Given task ->
Provide an exact transcription of all the records.

Given entries ->
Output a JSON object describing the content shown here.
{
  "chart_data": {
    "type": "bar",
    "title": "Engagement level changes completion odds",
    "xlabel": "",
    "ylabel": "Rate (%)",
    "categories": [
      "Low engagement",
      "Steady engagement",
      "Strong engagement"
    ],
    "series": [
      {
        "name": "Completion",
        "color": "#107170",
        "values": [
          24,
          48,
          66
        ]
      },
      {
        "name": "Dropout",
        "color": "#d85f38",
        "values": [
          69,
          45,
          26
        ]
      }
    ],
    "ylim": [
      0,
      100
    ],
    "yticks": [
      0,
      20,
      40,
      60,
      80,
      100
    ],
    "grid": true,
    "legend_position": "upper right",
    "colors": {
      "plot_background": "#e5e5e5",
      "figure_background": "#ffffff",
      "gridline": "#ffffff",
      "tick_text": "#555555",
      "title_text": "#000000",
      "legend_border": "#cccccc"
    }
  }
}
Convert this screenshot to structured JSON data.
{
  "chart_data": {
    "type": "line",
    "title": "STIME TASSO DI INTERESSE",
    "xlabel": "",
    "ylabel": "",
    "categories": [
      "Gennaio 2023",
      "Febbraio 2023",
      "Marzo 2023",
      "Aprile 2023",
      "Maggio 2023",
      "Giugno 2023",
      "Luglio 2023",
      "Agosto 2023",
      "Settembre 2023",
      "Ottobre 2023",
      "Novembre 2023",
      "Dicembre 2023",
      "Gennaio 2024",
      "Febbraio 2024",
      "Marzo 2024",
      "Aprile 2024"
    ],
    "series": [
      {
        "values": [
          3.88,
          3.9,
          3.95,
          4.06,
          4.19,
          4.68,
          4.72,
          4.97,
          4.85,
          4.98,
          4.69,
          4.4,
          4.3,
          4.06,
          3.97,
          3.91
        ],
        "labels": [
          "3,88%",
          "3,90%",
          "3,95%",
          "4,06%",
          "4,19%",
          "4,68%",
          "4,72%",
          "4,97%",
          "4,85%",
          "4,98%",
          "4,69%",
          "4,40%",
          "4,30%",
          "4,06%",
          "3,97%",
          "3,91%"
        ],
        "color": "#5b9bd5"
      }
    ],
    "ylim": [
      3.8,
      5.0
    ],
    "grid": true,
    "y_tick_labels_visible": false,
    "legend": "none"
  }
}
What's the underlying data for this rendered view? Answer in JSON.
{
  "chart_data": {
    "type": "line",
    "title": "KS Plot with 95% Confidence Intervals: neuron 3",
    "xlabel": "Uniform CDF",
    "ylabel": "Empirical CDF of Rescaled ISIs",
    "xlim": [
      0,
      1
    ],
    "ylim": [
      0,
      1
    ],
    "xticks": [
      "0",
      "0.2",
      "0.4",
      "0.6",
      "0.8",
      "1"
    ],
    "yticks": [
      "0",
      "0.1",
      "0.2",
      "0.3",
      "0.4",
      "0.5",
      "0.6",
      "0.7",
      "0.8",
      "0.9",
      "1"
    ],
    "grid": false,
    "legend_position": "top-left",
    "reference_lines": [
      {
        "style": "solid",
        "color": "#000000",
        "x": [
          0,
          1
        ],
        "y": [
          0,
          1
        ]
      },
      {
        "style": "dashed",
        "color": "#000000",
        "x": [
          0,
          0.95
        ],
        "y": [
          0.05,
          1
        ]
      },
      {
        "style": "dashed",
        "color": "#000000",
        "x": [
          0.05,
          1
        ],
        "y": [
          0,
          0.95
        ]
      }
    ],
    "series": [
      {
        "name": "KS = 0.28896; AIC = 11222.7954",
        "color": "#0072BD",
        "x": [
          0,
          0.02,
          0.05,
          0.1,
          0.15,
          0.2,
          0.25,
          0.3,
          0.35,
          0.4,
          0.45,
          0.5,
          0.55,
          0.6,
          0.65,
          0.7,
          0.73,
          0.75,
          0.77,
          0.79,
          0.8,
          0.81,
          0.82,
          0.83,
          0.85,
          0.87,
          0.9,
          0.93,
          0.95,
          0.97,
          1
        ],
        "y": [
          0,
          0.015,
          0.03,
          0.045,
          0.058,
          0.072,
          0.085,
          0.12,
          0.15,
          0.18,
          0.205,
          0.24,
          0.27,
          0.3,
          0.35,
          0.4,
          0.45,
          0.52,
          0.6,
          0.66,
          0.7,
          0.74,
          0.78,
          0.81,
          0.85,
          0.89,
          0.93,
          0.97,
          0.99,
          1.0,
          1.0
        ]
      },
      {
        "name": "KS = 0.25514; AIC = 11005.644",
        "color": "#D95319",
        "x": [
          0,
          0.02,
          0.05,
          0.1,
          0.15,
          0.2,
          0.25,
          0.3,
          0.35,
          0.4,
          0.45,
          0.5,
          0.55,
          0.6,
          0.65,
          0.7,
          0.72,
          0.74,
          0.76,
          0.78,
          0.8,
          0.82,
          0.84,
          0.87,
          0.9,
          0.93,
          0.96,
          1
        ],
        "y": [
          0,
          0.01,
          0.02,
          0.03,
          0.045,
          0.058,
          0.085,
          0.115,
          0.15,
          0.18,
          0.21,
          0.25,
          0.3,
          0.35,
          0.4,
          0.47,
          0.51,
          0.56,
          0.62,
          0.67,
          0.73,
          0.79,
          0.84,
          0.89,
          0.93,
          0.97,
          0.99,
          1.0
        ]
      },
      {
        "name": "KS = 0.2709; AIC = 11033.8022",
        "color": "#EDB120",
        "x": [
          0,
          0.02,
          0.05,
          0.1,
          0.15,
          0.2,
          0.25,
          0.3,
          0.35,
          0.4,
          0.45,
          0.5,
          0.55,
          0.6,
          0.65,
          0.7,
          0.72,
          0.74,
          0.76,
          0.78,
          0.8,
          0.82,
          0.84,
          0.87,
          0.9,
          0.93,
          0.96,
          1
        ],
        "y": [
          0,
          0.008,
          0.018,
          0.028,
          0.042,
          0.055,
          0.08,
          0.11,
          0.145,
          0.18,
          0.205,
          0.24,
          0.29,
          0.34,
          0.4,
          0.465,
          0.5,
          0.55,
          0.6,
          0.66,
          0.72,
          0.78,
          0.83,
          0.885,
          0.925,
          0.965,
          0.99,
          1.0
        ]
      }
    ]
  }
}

Response ->
Output a JSON object describing the content shown here.
{
  "chart_data": {
    "type": "bar",
    "title": "Engagement level changes completion odds",
    "xlabel": "",
    "ylabel": "Rate (%)",
    "categories": [
      "Low engagement",
      "Steady engagement",
      "Strong engagement"
    ],
    "series": [
      {
        "name": "Completion",
        "color": "#107170",
        "values": [
          24,
          48,
          66
        ]
      },
      {
        "name": "Dropout",
        "color": "#d85f38",
        "values": [
          69,
          45,
          26
        ]
      }
    ],
    "ylim": [
      0,
      100
    ],
    "yticks": [
      0,
      20,
      40,
      60,
      80,
      100
    ],
    "grid": true,
    "legend_position": "upper right",
    "colors": {
      "plot_background": "#e5e5e5",
      "figure_background": "#ffffff",
      "gridline": "#ffffff",
      "tick_text": "#555555",
      "title_text": "#000000",
      "legend_border": "#cccccc"
    }
  }
}
Convert this screenshot to structured JSON data.
{
  "chart_data": {
    "type": "line",
    "title": "STIME TASSO DI INTERESSE",
    "xlabel": "",
    "ylabel": "",
    "categories": [
      "Gennaio 2023",
      "Febbraio 2023",
      "Marzo 2023",
      "Aprile 2023",
      "Maggio 2023",
      "Giugno 2023",
      "Luglio 2023",
      "Agosto 2023",
      "Settembre 2023",
      "Ottobre 2023",
      "Novembre 2023",
      "Dicembre 2023",
      "Gennaio 2024",
      "Febbraio 2024",
      "Marzo 2024",
      "Aprile 2024"
    ],
    "series": [
      {
        "values": [
          3.88,
          3.9,
          3.95,
          4.06,
          4.19,
          4.68,
          4.72,
          4.97,
          4.85,
          4.98,
          4.69,
          4.4,
          4.3,
          4.06,
          3.97,
          3.91
        ],
        "labels": [
          "3,88%",
          "3,90%",
          "3,95%",
          "4,06%",
          "4,19%",
          "4,68%",
          "4,72%",
          "4,97%",
          "4,85%",
          "4,98%",
          "4,69%",
          "4,40%",
          "4,30%",
          "4,06%",
          "3,97%",
          "3,91%"
        ],
        "color": "#5b9bd5"
      }
    ],
    "ylim": [
      3.8,
      5.0
    ],
    "grid": true,
    "y_tick_labels_visible": false,
    "legend": "none"
  }
}
What's the underlying data for this rendered view? Answer in JSON.
{
  "chart_data": {
    "type": "line",
    "title": "KS Plot with 95% Confidence Intervals: neuron 3",
    "xlabel": "Uniform CDF",
    "ylabel": "Empirical CDF of Rescaled ISIs",
    "xlim": [
      0,
      1
    ],
    "ylim": [
      0,
      1
    ],
    "xticks": [
      "0",
      "0.2",
      "0.4",
      "0.6",
      "0.8",
      "1"
    ],
    "yticks": [
      "0",
      "0.1",
      "0.2",
      "0.3",
      "0.4",
      "0.5",
      "0.6",
      "0.7",
      "0.8",
      "0.9",
      "1"
    ],
    "grid": false,
    "legend_position": "top-left",
    "reference_lines": [
      {
        "style": "solid",
        "color": "#000000",
        "x": [
          0,
          1
        ],
        "y": [
          0,
          1
        ]
      },
      {
        "style": "dashed",
        "color": "#000000",
        "x": [
          0,
          0.95
        ],
        "y": [
          0.05,
          1
        ]
      },
      {
        "style": "dashed",
        "color": "#000000",
        "x": [
          0.05,
          1
        ],
        "y": [
          0,
          0.95
        ]
      }
    ],
    "series": [
      {
        "name": "KS = 0.28896; AIC = 11222.7954",
        "color": "#0072BD",
        "x": [
          0,
          0.02,
          0.05,
          0.1,
          0.15,
          0.2,
          0.25,
          0.3,
          0.35,
          0.4,
          0.45,
          0.5,
          0.55,
          0.6,
          0.65,
          0.7,
          0.73,
          0.75,
          0.77,
          0.79,
          0.8,
          0.81,
          0.82,
          0.83,
          0.85,
          0.87,
          0.9,
          0.93,
          0.95,
          0.97,
          1
        ],
        "y": [
          0,
          0.015,
          0.03,
          0.045,
          0.058,
          0.072,
          0.085,
          0.12,
          0.15,
          0.18,
          0.205,
          0.24,
          0.27,
          0.3,
          0.35,
          0.4,
          0.45,
          0.52,
          0.6,
          0.66,
          0.7,
          0.74,
          0.78,
          0.81,
          0.85,
          0.89,
          0.93,
          0.97,
          0.99,
          1.0,
          1.0
        ]
      },
      {
        "name": "KS = 0.25514; AIC = 11005.644",
        "color": "#D95319",
        "x": [
          0,
          0.02,
          0.05,
          0.1,
          0.15,
          0.2,
          0.25,
          0.3,
          0.35,
          0.4,
          0.45,
          0.5,
          0.55,
          0.6,
          0.65,
          0.7,
          0.72,
          0.74,
          0.76,
          0.78,
          0.8,
          0.82,
          0.84,
          0.87,
          0.9,
          0.93,
          0.96,
          1
        ],
        "y": [
          0,
          0.01,
          0.02,
          0.03,
          0.045,
          0.058,
          0.085,
          0.115,
          0.15,
          0.18,
          0.21,
          0.25,
          0.3,
          0.35,
          0.4,
          0.47,
          0.51,
          0.56,
          0.62,
          0.67,
          0.73,
          0.79,
          0.84,
          0.89,
          0.93,
          0.97,
          0.99,
          1.0
        ]
      },
      {
        "name": "KS = 0.2709; AIC = 11033.8022",
        "color": "#EDB120",
        "x": [
          0,
          0.02,
          0.05,
          0.1,
          0.15,
          0.2,
          0.25,
          0.3,
          0.35,
          0.4,
          0.45,
          0.5,
          0.55,
          0.6,
          0.65,
          0.7,
          0.72,
          0.74,
          0.76,
          0.78,
          0.8,
          0.82,
          0.84,
          0.87,
          0.9,
          0.93,
          0.96,
          1
        ],
        "y": [
          0,
          0.008,
          0.018,
          0.028,
          0.042,
          0.055,
          0.08,
          0.11,
          0.145,
          0.18,
          0.205,
          0.24,
          0.29,
          0.34,
          0.4,
          0.465,
          0.5,
          0.55,
          0.6,
          0.66,
          0.72,
          0.78,
          0.83,
          0.885,
          0.925,
          0.965,
          0.99,
          1.0
        ]
      }
    ]
  }
}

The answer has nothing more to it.